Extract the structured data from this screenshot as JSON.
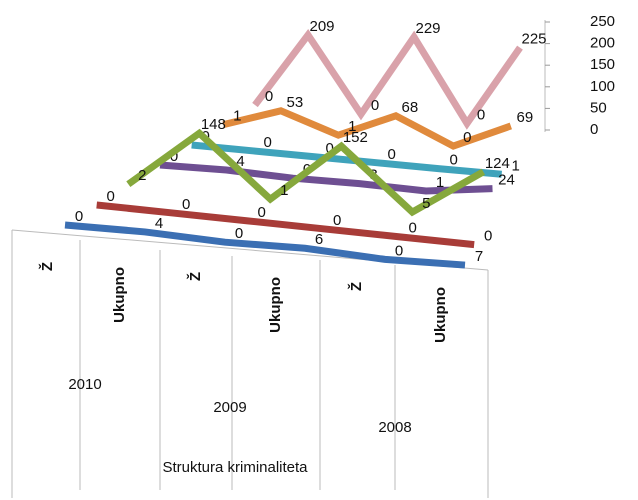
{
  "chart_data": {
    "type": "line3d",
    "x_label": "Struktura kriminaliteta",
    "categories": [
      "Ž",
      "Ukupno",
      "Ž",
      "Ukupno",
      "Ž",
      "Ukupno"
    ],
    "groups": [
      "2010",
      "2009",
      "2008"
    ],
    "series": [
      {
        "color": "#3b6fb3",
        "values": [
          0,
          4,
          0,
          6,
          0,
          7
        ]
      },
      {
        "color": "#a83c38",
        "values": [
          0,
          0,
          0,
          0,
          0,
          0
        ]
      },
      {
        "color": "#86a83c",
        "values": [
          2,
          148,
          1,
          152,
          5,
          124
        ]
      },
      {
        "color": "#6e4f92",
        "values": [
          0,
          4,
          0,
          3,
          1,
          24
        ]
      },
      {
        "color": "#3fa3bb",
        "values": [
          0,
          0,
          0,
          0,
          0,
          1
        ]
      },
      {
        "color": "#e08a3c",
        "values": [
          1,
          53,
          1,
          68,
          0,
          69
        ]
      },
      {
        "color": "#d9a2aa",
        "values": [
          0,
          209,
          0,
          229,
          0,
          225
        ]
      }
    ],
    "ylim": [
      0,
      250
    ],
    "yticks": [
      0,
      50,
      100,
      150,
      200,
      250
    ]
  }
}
..........
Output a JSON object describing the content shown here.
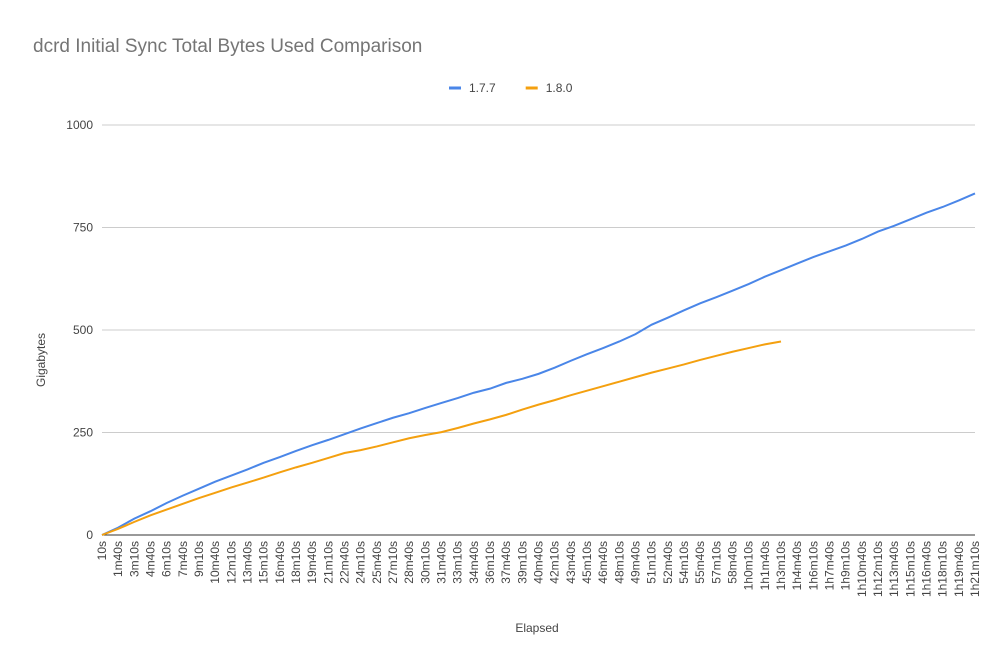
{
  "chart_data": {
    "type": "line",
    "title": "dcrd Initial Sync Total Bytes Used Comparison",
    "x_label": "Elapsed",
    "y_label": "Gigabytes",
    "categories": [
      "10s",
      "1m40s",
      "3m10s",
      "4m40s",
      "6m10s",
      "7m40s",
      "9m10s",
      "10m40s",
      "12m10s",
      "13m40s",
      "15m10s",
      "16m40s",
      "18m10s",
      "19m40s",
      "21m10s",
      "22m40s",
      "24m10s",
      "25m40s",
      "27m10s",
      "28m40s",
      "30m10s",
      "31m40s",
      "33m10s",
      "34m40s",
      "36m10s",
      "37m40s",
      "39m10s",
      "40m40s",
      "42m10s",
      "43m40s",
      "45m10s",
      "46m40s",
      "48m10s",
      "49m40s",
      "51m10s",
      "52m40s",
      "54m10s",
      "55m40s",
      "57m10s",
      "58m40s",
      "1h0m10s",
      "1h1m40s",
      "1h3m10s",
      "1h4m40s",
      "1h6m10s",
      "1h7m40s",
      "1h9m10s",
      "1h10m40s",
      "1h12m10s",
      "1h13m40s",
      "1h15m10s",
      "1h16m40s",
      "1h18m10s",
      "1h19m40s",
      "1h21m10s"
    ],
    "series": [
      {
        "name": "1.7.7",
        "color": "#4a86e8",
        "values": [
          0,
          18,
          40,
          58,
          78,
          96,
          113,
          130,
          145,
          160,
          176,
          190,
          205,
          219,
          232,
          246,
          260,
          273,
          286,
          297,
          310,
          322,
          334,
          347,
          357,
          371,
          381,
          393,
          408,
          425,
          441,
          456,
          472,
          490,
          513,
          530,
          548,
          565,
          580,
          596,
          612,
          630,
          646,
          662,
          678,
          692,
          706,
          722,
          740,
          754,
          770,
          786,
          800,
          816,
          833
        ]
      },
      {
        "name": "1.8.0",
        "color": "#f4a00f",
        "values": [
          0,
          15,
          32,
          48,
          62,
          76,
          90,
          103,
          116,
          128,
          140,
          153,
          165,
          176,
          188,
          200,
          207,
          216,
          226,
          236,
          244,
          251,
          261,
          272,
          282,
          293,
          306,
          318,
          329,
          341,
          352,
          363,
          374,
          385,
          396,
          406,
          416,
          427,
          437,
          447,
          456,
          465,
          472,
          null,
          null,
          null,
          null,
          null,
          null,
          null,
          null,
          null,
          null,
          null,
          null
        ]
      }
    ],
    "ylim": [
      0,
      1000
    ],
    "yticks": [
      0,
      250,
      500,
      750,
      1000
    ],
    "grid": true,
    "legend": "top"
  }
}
..........
__Goal of the exercise__. Which lines include the word "color"? List them all.

__Result below__.
        "color": "#3b6fb3",
        "color": "#a83c38",
        "color": "#86a83c",
        "color": "#6e4f92",
        "color": "#3fa3bb",
        "color": "#e08a3c",
        "color": "#d9a2aa",
        "color": "#4a86e8",
        "color": "#f4a00f",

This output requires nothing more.